Entries provided >>
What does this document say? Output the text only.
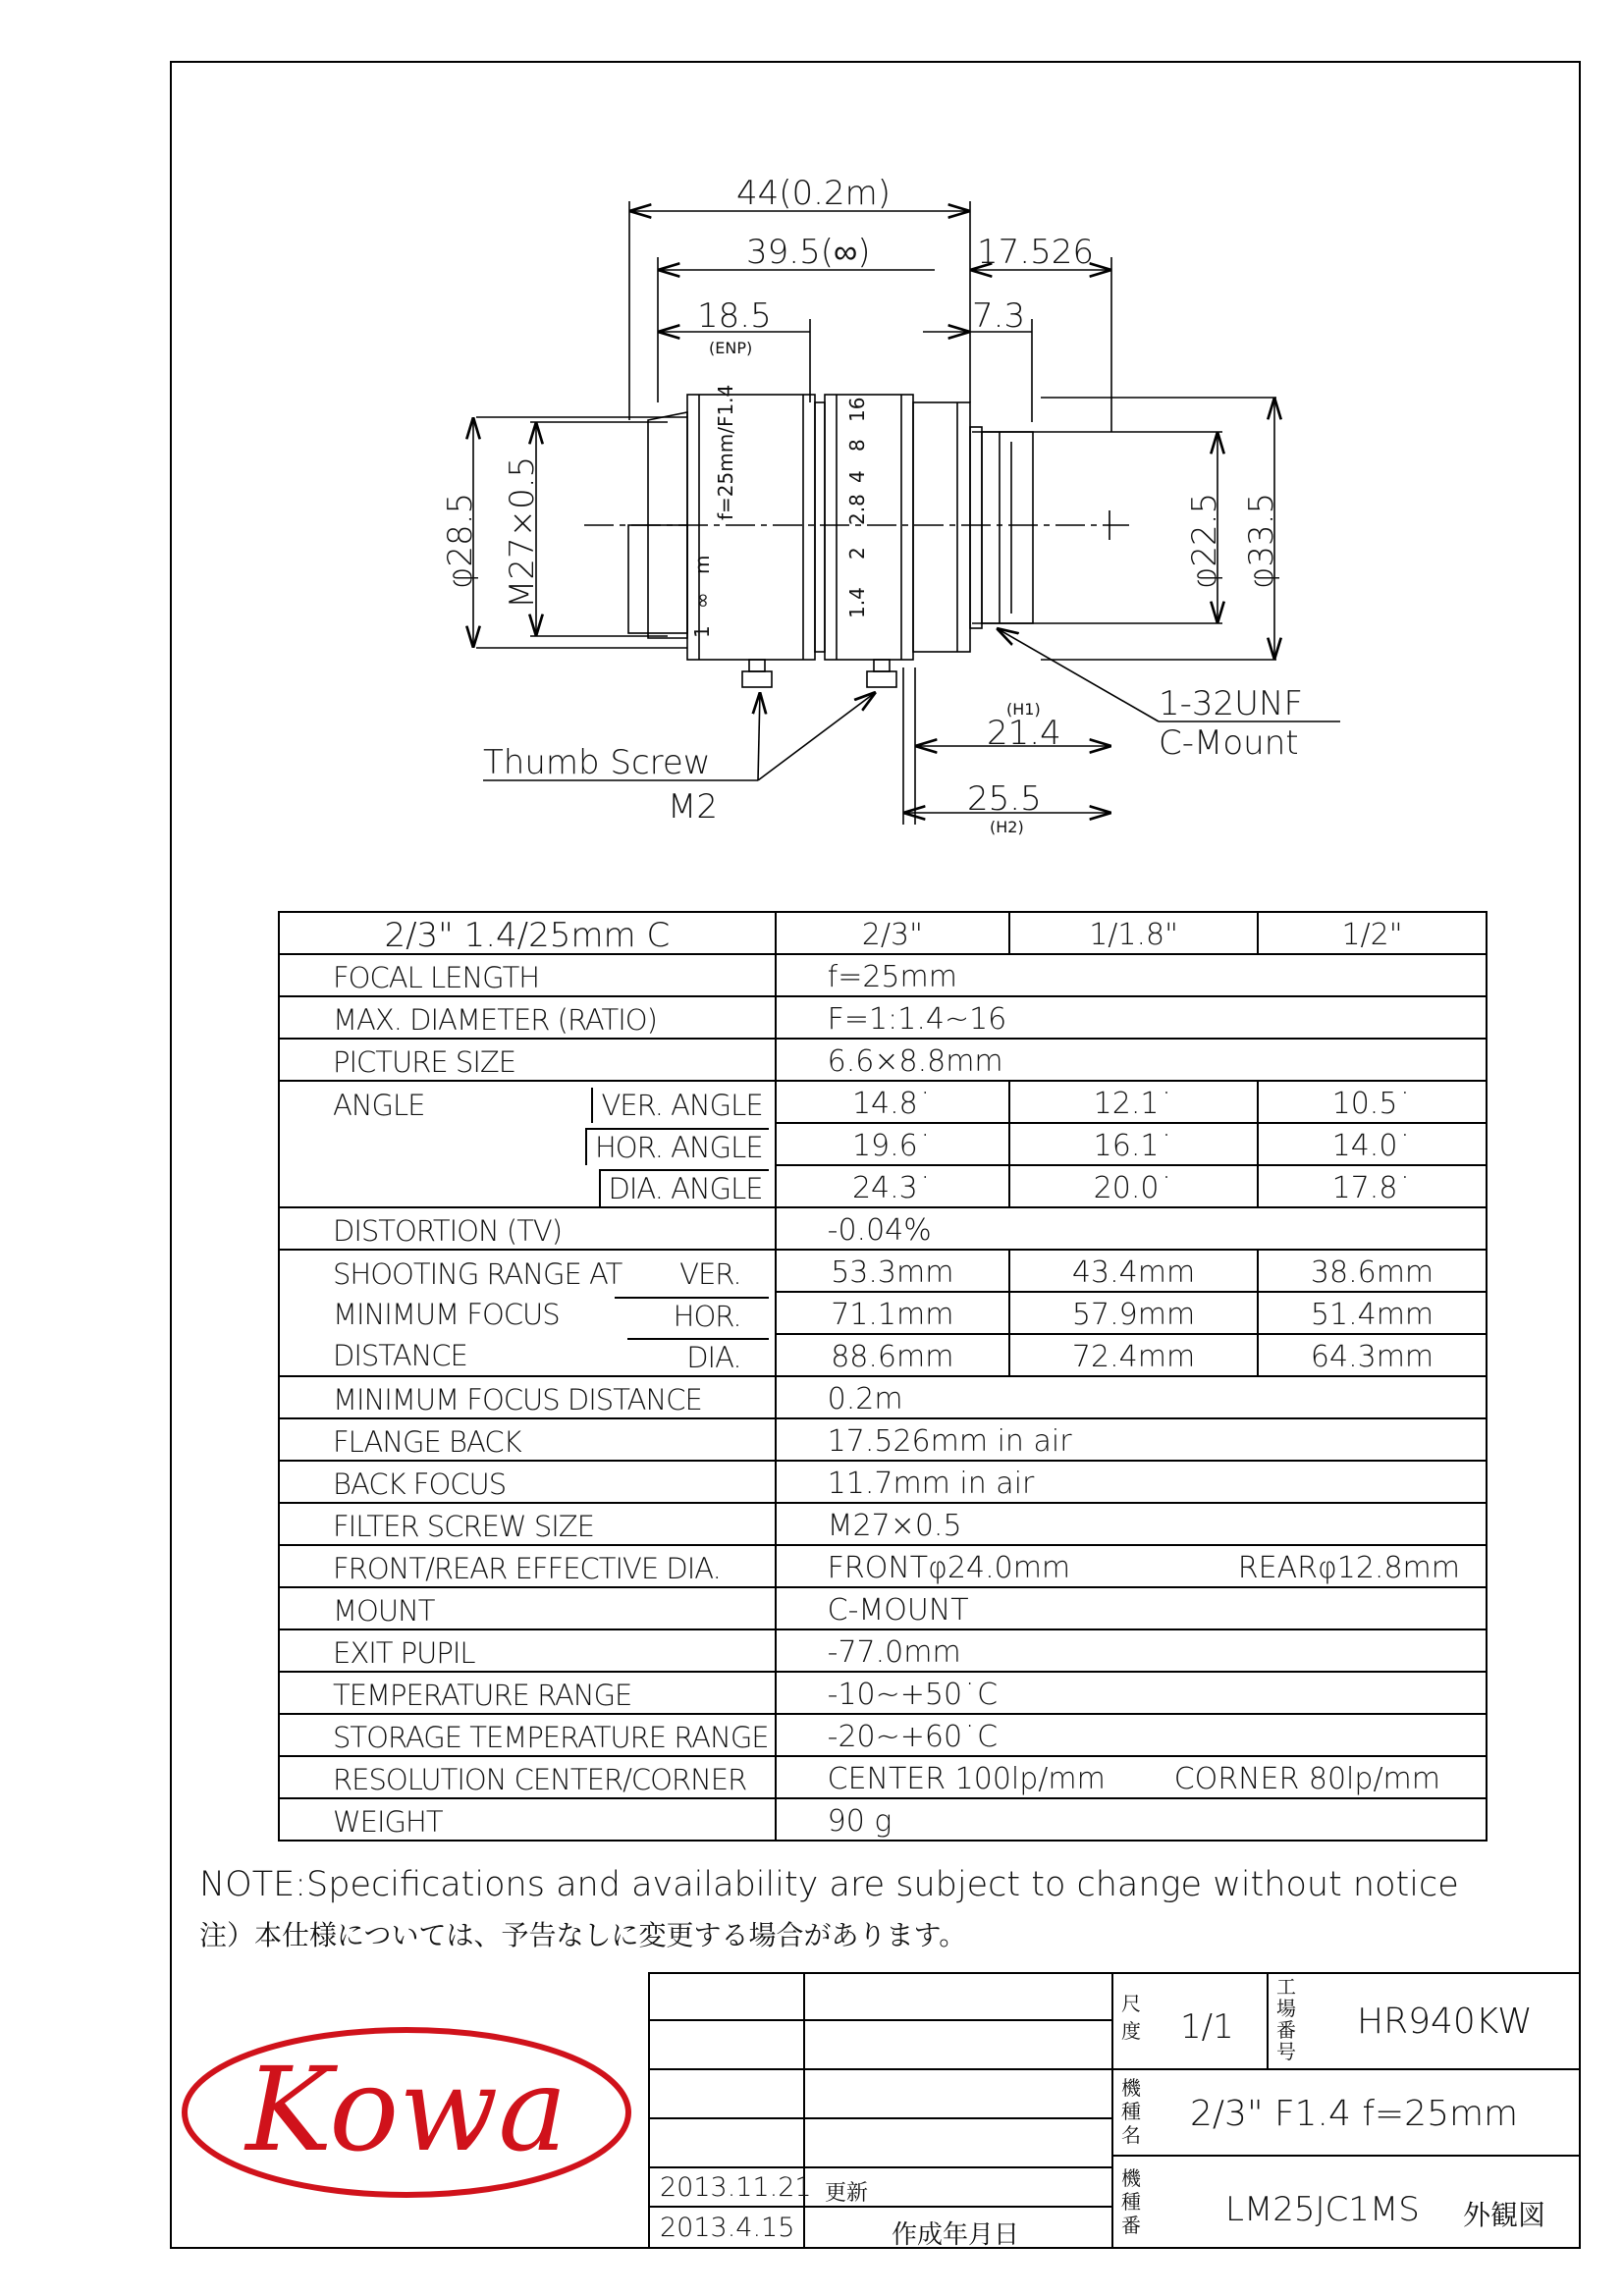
44(0.2m)
39.5(∞)	17.526
18.5
(ENP)
7.3
φ28.5 M27×0.5	φ22.5 φ33.5
(H1)
21.4
25.5
(H2)
1-32UNF
C-Mount
Thumb Screw
M2
f=25mm/F1.4	16
8
4
2.8
2
1.4
m
∞
1
2/3" 1.4/25mm C	2/3"	1/1.8"	1/2"
FOCAL LENGTH	f=25mm		
MAX. DIAMETER (RATIO)	F=1:1.4~16		
PICTURE SIZE	6.6×8.8mm		
ANGLE VER. ANGLE	14.8˙	12.1˙	10.5˙

HOR. ANGLE	19.6˙	16.1˙	14.0˙

DIA. ANGLE	24.3˙	20.0˙	17.8˙
DISTORTION (TV)	-0.04%		
SHOOTING RANGE AT VER.	53.3mm	43.4mm	38.6mm
MINIMUM FOCUS HOR.	71.1mm	57.9mm	51.4mm
DISTANCE DIA.	88.6mm	72.4mm	64.3mm
MINIMUM FOCUS DISTANCE	0.2m		
FLANGE BACK	17.526mm in air		
BACK FOCUS	11.7mm in air		
FILTER SCREW SIZE	M27×0.5		
FRONT/REAR EFFECTIVE DIA.	FRONTφ24.0mm REARφ12.8mm		

MOUNT	C-MOUNT		
EXIT PUPIL	-77.0mm		
TEMPERATURE RANGE	-10~+50˙C		
STORAGE TEMPERATURE RANGE	-20~+60˙C		
RESOLUTION CENTER/CORNER	CENTER 100lp/mm CORNER 80lp/mm		

WEIGHT	90 g		
NOTE:Specifications and availability are subject to change without notice
注）本仕様については、予告なしに変更する場合があります。
Kowa
2013.11.21 更新
2013.4.15	作成年月日
尺度 1/1
工場番号
HR940KW
機種名
2/3" F1.4 f=25mm
機種番	LM25JC1MS 外観図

Your objective >> Search the data above for the word "FOCUS", then gather each line in which it appears.

Correct response >>
MINIMUM FOCUS HOR.	71.1mm	57.9mm	51.4mm
MINIMUM FOCUS DISTANCE	0.2m		
BACK FOCUS	11.7mm in air		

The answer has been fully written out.